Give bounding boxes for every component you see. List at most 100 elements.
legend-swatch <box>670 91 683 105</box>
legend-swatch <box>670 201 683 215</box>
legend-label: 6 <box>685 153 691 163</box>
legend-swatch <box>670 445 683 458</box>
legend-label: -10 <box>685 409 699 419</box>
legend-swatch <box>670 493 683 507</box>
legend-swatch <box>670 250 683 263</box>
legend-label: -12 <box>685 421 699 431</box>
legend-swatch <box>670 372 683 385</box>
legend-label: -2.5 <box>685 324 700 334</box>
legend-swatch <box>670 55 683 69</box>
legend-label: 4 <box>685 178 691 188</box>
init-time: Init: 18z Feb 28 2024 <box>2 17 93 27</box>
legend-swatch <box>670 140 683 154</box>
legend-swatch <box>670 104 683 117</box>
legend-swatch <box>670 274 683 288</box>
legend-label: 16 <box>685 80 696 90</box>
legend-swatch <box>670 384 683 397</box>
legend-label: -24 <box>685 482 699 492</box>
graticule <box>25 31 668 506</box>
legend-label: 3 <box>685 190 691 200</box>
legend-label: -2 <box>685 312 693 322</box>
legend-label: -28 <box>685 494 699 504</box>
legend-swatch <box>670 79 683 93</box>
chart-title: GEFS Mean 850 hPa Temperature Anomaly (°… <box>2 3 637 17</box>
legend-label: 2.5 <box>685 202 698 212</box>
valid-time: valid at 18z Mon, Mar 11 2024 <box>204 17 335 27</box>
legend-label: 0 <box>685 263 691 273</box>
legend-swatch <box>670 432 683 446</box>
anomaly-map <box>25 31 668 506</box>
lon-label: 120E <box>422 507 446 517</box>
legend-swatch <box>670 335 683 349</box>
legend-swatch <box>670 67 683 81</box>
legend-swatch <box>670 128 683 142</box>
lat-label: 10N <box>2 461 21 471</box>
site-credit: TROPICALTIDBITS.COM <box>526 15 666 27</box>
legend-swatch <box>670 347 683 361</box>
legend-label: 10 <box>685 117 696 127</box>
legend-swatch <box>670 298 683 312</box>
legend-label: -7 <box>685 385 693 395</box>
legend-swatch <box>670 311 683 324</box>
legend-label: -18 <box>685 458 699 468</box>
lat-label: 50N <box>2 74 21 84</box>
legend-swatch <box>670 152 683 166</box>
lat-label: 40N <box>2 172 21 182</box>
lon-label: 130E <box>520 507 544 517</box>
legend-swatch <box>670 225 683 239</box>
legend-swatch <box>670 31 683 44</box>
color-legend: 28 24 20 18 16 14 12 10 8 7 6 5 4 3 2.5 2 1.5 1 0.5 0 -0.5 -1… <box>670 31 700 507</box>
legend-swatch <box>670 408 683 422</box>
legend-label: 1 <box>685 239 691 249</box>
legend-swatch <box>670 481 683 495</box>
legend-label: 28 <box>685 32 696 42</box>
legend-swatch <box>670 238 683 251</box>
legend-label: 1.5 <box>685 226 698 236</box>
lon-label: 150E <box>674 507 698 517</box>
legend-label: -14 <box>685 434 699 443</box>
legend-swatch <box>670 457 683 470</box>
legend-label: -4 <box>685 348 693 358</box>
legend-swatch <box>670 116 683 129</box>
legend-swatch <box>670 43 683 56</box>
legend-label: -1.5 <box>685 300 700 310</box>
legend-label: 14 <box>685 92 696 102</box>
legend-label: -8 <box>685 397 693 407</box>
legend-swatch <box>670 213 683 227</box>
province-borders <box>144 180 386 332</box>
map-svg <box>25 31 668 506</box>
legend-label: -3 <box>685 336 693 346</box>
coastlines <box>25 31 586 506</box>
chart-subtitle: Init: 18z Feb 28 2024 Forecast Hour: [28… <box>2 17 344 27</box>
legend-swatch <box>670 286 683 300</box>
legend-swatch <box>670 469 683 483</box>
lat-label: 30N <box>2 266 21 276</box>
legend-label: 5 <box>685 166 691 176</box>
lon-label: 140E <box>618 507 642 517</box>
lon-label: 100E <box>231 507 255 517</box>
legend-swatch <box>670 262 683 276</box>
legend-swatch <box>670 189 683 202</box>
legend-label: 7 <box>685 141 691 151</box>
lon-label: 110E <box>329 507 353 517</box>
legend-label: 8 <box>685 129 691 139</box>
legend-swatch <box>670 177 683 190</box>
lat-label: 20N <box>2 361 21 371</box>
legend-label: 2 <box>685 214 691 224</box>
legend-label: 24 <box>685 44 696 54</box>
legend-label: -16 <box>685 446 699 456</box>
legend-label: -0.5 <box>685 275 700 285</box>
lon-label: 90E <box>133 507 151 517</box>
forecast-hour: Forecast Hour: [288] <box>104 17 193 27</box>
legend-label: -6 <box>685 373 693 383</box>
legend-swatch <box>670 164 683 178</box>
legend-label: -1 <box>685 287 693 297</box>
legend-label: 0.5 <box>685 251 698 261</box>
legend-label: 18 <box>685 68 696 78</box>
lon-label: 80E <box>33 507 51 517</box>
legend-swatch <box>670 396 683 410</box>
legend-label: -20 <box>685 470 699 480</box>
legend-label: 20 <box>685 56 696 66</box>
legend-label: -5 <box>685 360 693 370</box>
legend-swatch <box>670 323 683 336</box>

_ _ _ _ _ _ _

**THE EXERCISE:** Reproduce verbatim the lines of the records above, beginning with the first line and stopping after the line that contains "legend-swatch <box>670 372 683 385</box>".

**RESULT OF THE TASK:**
Give bounding boxes for every component you see. List at most 100 elements.
legend-swatch <box>670 91 683 105</box>
legend-swatch <box>670 201 683 215</box>
legend-label: 6 <box>685 153 691 163</box>
legend-swatch <box>670 445 683 458</box>
legend-label: -10 <box>685 409 699 419</box>
legend-swatch <box>670 493 683 507</box>
legend-swatch <box>670 250 683 263</box>
legend-label: -12 <box>685 421 699 431</box>
legend-swatch <box>670 372 683 385</box>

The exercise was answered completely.